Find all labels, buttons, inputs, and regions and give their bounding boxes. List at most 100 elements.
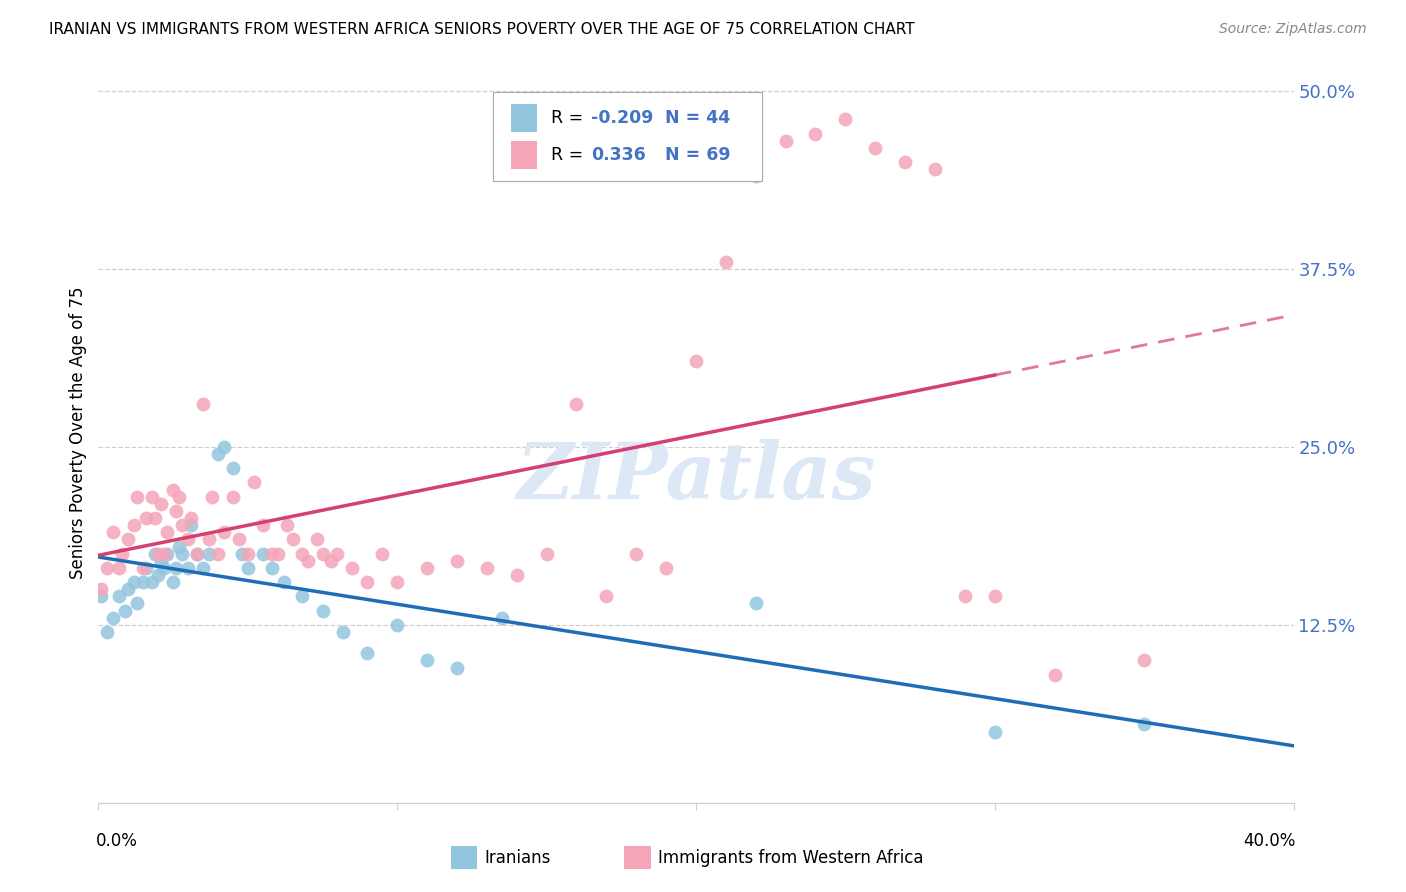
Point (127, 597, 149, 611)
Point (491, 610, 513, 624)
Point (162, 575, 184, 590)
Point (565, 397, 588, 411)
Text: N = 44: N = 44 (652, 109, 730, 127)
Point (385, 617, 409, 632)
Y-axis label: Seniors Poverty Over the Age of 75: Seniors Poverty Over the Age of 75 (69, 286, 87, 579)
Point (111, 547, 134, 561)
Point (273, 575, 295, 590)
Text: 0.0%: 0.0% (96, 832, 138, 850)
Point (416, 653, 439, 667)
Point (198, 533, 221, 547)
Point (141, 575, 163, 590)
Point (108, 590, 131, 604)
Point (297, 554, 319, 568)
Point (90, 590, 112, 604)
Point (291, 547, 314, 561)
Point (984, 590, 1007, 604)
Text: IRANIAN VS IMMIGRANTS FROM WESTERN AFRICA SENIORS POVERTY OVER THE AGE OF 75 COR: IRANIAN VS IMMIGRANTS FROM WESTERN AFRIC… (49, 22, 915, 37)
Point (865, 141, 887, 155)
Point (685, 354, 707, 368)
Point (291, 590, 314, 604)
Point (207, 547, 229, 561)
Point (804, 127, 827, 141)
Point (132, 561, 155, 575)
Point (332, 624, 354, 639)
Point (167, 490, 190, 504)
Point (103, 525, 125, 540)
Point (252, 518, 274, 533)
FancyBboxPatch shape (494, 92, 762, 181)
Point (150, 497, 173, 511)
Point (260, 561, 283, 575)
Point (326, 547, 349, 561)
Bar (451, 846, 477, 870)
Point (536, 547, 558, 561)
Point (356, 646, 378, 660)
Point (143, 547, 166, 561)
Point (165, 561, 187, 575)
Point (172, 547, 194, 561)
Point (172, 518, 194, 533)
Point (267, 547, 290, 561)
Point (108, 561, 131, 575)
Point (186, 547, 208, 561)
Point (1133, 653, 1156, 667)
Point (236, 561, 259, 575)
Point (148, 568, 170, 582)
Point (953, 590, 976, 604)
Point (416, 561, 439, 575)
Point (231, 547, 253, 561)
Point (281, 533, 304, 547)
Point (356, 575, 378, 590)
Point (228, 533, 250, 547)
Point (222, 490, 245, 504)
Point (305, 533, 328, 547)
Text: Immigrants from Western Africa: Immigrants from Western Africa (658, 848, 924, 867)
Point (475, 561, 498, 575)
Point (153, 561, 176, 575)
Bar (624, 846, 651, 870)
Point (236, 547, 259, 561)
Point (148, 547, 170, 561)
Point (984, 724, 1007, 739)
Text: -0.209: -0.209 (591, 109, 654, 127)
Point (626, 547, 648, 561)
Point (745, 597, 768, 611)
Point (156, 547, 179, 561)
Text: N = 69: N = 69 (652, 146, 731, 164)
Point (446, 660, 468, 674)
Point (446, 554, 468, 568)
Point (153, 547, 176, 561)
Text: Iranians: Iranians (485, 848, 551, 867)
Point (775, 134, 797, 148)
Point (595, 590, 617, 604)
Text: R =: R = (551, 146, 595, 164)
Point (180, 518, 202, 533)
Point (371, 547, 394, 561)
Text: Source: ZipAtlas.com: Source: ZipAtlas.com (1219, 22, 1367, 37)
Point (243, 475, 266, 490)
Point (177, 561, 200, 575)
Point (212, 525, 235, 540)
Point (260, 547, 283, 561)
Point (191, 397, 214, 411)
Point (162, 483, 184, 497)
Point (135, 511, 157, 525)
Point (191, 561, 214, 575)
Point (141, 490, 163, 504)
Point (165, 504, 187, 518)
Point (207, 447, 229, 461)
Point (385, 575, 409, 590)
Point (132, 575, 155, 590)
Point (103, 610, 125, 624)
Point (894, 155, 917, 169)
Point (135, 561, 157, 575)
Point (167, 540, 190, 554)
Bar (510, 103, 537, 132)
Point (1133, 717, 1156, 731)
Point (143, 511, 166, 525)
Point (342, 561, 364, 575)
Point (156, 525, 179, 540)
Bar (510, 141, 537, 169)
Point (276, 518, 298, 533)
--*--
## Request
Copy all of these lines word for word, but don't include the picture.

## Right answer
Find all labels, buttons, inputs, and regions and give their bounding boxes. List at most 100 elements.
Point (127, 597, 149, 611)
Point (491, 610, 513, 624)
Point (162, 575, 184, 590)
Point (565, 397, 588, 411)
Text: N = 44: N = 44 (652, 109, 730, 127)
Point (385, 617, 409, 632)
Y-axis label: Seniors Poverty Over the Age of 75: Seniors Poverty Over the Age of 75 (69, 286, 87, 579)
Point (111, 547, 134, 561)
Point (273, 575, 295, 590)
Text: 0.0%: 0.0% (96, 832, 138, 850)
Point (416, 653, 439, 667)
Point (198, 533, 221, 547)
Point (141, 575, 163, 590)
Point (108, 590, 131, 604)
Point (297, 554, 319, 568)
Point (90, 590, 112, 604)
Point (291, 547, 314, 561)
Point (984, 590, 1007, 604)
Text: IRANIAN VS IMMIGRANTS FROM WESTERN AFRICA SENIORS POVERTY OVER THE AGE OF 75 COR: IRANIAN VS IMMIGRANTS FROM WESTERN AFRIC… (49, 22, 915, 37)
Point (865, 141, 887, 155)
Point (685, 354, 707, 368)
Point (291, 590, 314, 604)
Point (207, 547, 229, 561)
Point (804, 127, 827, 141)
Point (132, 561, 155, 575)
Point (332, 624, 354, 639)
Point (167, 490, 190, 504)
Point (103, 525, 125, 540)
Point (252, 518, 274, 533)
FancyBboxPatch shape (494, 92, 762, 181)
Point (150, 497, 173, 511)
Point (260, 561, 283, 575)
Point (326, 547, 349, 561)
Bar (451, 846, 477, 870)
Point (536, 547, 558, 561)
Point (356, 646, 378, 660)
Point (143, 547, 166, 561)
Point (165, 561, 187, 575)
Point (172, 547, 194, 561)
Point (172, 518, 194, 533)
Point (267, 547, 290, 561)
Point (108, 561, 131, 575)
Point (186, 547, 208, 561)
Point (1133, 653, 1156, 667)
Point (236, 561, 259, 575)
Point (148, 568, 170, 582)
Point (953, 590, 976, 604)
Point (416, 561, 439, 575)
Point (231, 547, 253, 561)
Point (281, 533, 304, 547)
Point (356, 575, 378, 590)
Point (228, 533, 250, 547)
Point (222, 490, 245, 504)
Point (305, 533, 328, 547)
Text: Immigrants from Western Africa: Immigrants from Western Africa (658, 848, 924, 867)
Point (475, 561, 498, 575)
Point (153, 561, 176, 575)
Bar (624, 846, 651, 870)
Point (236, 547, 259, 561)
Point (148, 547, 170, 561)
Point (984, 724, 1007, 739)
Text: -0.209: -0.209 (591, 109, 654, 127)
Point (626, 547, 648, 561)
Point (745, 597, 768, 611)
Point (156, 547, 179, 561)
Text: N = 69: N = 69 (652, 146, 731, 164)
Point (446, 660, 468, 674)
Point (446, 554, 468, 568)
Point (153, 547, 176, 561)
Text: Iranians: Iranians (485, 848, 551, 867)
Point (775, 134, 797, 148)
Point (595, 590, 617, 604)
Text: R =: R = (551, 146, 595, 164)
Point (180, 518, 202, 533)
Point (371, 547, 394, 561)
Text: Source: ZipAtlas.com: Source: ZipAtlas.com (1219, 22, 1367, 37)
Point (243, 475, 266, 490)
Point (177, 561, 200, 575)
Point (212, 525, 235, 540)
Point (260, 547, 283, 561)
Point (191, 397, 214, 411)
Point (162, 483, 184, 497)
Point (135, 511, 157, 525)
Point (191, 561, 214, 575)
Point (141, 490, 163, 504)
Point (165, 504, 187, 518)
Point (207, 447, 229, 461)
Point (385, 575, 409, 590)
Point (132, 575, 155, 590)
Point (103, 610, 125, 624)
Point (894, 155, 917, 169)
Point (135, 561, 157, 575)
Point (167, 540, 190, 554)
Bar (510, 103, 537, 132)
Point (1133, 717, 1156, 731)
Point (143, 511, 166, 525)
Point (342, 561, 364, 575)
Point (156, 525, 179, 540)
Bar (510, 141, 537, 169)
Point (276, 518, 298, 533)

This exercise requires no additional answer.